TASK STATEMENT –
Wherever the string "ocular" appears, copy the whole line.

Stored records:
=-=-=-=-=

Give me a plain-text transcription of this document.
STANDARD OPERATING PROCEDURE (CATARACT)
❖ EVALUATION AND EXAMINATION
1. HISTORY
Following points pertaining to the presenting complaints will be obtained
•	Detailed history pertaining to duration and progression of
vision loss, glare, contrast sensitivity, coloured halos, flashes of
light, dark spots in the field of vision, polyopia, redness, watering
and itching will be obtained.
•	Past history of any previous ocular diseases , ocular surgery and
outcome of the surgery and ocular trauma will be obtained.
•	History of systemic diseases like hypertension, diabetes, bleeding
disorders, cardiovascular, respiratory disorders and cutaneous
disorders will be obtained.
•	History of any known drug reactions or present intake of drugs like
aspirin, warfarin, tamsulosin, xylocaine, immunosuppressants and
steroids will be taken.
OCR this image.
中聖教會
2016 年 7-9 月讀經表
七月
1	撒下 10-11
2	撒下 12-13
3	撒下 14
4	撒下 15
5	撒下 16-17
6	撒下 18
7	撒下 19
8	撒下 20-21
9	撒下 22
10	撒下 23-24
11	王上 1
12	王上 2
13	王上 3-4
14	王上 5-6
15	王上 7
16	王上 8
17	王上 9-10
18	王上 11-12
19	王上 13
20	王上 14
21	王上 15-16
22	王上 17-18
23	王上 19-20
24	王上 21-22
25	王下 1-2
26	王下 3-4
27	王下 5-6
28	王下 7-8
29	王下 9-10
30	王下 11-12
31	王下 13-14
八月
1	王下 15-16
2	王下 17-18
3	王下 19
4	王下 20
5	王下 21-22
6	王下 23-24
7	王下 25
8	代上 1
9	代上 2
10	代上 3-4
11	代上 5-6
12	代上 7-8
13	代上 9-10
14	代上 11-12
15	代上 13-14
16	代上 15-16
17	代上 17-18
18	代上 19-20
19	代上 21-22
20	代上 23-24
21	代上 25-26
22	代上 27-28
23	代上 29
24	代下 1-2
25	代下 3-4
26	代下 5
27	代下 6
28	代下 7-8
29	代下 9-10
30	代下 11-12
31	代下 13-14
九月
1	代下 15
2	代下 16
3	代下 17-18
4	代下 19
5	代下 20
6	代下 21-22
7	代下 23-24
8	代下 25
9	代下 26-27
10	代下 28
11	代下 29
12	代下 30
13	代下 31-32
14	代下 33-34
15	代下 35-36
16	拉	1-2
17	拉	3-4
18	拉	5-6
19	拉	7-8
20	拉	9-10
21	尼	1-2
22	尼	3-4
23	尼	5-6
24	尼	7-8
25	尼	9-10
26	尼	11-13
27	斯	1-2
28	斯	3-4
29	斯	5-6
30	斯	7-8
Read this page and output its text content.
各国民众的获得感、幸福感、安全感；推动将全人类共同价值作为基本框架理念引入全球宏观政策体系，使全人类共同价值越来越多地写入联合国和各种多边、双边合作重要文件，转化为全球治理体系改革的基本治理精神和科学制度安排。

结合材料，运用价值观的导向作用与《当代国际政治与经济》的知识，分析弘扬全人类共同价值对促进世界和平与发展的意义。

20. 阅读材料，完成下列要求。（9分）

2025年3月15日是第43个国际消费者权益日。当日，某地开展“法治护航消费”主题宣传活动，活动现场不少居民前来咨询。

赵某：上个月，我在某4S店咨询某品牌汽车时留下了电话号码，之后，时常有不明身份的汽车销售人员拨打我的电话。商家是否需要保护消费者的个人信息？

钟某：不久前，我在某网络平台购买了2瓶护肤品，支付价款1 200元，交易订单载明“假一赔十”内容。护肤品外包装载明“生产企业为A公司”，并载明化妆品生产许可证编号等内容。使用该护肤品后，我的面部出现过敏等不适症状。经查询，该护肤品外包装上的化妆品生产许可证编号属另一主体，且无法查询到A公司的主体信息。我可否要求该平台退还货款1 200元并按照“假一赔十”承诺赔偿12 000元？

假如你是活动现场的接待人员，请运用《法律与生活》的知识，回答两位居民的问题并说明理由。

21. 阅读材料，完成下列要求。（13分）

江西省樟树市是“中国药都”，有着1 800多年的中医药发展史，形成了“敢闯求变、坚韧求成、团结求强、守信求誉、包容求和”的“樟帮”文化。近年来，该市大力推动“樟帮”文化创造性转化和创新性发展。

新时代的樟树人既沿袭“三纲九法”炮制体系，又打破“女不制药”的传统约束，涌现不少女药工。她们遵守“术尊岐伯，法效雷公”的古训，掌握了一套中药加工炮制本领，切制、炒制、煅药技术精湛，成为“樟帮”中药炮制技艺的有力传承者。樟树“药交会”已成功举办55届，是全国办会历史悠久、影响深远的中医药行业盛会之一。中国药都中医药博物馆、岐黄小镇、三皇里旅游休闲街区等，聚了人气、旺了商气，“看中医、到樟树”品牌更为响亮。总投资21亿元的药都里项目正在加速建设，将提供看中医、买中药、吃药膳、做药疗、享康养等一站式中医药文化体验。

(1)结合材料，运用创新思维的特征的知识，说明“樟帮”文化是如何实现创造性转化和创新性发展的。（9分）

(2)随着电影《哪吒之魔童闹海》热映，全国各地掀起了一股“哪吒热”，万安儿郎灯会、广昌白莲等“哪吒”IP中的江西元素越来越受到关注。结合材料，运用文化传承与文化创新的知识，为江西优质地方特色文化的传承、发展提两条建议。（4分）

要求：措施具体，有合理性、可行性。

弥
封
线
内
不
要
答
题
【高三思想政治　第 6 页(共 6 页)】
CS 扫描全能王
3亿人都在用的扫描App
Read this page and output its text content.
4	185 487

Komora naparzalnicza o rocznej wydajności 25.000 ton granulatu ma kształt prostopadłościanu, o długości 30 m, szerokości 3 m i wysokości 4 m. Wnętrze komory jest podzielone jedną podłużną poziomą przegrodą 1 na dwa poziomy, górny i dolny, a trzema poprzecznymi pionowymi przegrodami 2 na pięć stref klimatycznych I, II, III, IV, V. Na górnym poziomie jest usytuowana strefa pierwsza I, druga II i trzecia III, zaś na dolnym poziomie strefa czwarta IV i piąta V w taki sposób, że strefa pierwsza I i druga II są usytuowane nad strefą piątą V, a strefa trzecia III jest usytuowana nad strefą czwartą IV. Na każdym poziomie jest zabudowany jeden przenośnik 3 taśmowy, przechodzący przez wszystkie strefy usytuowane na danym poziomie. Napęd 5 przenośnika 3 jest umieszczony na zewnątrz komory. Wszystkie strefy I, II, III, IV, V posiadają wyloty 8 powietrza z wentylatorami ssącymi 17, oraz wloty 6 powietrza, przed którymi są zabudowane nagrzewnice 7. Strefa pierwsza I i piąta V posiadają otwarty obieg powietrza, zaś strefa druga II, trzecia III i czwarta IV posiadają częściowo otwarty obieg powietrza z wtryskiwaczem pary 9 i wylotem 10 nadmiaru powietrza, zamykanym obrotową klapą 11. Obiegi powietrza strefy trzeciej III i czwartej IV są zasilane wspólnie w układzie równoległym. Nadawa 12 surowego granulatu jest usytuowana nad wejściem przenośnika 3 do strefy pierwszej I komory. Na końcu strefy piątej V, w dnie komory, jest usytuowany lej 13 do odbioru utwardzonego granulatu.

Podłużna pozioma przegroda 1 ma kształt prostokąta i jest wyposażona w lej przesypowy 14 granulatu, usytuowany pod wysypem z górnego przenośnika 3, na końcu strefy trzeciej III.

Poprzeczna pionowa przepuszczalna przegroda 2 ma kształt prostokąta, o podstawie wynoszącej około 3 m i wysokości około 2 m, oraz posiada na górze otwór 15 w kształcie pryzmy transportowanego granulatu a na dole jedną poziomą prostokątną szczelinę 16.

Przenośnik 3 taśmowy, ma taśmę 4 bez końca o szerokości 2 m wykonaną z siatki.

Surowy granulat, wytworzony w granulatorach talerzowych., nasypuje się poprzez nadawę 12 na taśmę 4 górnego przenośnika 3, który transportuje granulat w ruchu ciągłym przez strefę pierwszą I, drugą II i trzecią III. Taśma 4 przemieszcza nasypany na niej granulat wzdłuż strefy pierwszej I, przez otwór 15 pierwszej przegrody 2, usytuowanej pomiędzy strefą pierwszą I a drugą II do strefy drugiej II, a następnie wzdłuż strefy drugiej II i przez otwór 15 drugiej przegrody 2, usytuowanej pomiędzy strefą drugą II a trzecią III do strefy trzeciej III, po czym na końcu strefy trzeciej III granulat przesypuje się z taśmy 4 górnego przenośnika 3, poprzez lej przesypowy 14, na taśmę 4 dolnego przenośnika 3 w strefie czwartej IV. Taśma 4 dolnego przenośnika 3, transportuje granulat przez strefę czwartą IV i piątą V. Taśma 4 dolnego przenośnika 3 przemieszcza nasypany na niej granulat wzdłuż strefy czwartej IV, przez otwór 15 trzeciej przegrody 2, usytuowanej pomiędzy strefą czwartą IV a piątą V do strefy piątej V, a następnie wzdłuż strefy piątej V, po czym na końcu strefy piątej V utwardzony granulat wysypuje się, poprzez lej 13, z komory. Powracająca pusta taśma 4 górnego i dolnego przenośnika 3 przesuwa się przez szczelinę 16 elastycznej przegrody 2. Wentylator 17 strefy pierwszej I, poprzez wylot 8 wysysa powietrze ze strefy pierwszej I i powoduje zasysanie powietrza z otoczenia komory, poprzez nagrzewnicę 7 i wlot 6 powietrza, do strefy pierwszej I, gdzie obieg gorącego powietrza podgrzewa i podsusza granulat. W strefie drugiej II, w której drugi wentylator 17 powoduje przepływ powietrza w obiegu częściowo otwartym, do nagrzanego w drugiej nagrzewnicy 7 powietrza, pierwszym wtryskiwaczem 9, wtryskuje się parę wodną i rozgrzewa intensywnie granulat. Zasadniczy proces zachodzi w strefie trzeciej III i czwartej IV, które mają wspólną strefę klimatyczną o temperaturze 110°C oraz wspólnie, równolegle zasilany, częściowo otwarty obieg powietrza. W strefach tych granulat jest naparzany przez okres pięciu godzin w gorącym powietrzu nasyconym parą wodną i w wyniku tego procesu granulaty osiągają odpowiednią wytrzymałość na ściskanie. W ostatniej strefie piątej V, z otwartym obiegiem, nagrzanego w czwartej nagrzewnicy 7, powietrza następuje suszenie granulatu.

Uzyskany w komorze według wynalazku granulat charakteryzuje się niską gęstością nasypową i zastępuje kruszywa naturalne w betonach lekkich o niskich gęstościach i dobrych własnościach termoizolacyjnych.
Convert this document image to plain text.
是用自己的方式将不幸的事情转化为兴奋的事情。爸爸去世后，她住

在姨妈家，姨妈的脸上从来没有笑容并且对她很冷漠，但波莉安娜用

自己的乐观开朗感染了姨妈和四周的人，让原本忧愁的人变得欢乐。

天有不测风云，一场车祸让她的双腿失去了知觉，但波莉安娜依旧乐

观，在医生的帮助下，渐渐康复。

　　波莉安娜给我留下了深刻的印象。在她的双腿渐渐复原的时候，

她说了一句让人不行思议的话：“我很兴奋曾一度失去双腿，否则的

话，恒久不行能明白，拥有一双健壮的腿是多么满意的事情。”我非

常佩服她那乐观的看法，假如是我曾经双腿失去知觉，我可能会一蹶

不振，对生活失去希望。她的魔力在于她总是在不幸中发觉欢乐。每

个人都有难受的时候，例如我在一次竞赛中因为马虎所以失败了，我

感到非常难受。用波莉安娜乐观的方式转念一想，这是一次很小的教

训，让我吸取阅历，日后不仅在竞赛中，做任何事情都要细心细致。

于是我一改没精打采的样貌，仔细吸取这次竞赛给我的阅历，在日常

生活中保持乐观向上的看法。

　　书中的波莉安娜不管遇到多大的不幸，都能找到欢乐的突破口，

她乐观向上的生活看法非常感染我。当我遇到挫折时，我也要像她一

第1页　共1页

=-=-=-=-=

IN RESPONSE –
•	Past history of any previous ocular diseases , ocular surgery and
outcome of the surgery and ocular trauma will be obtained.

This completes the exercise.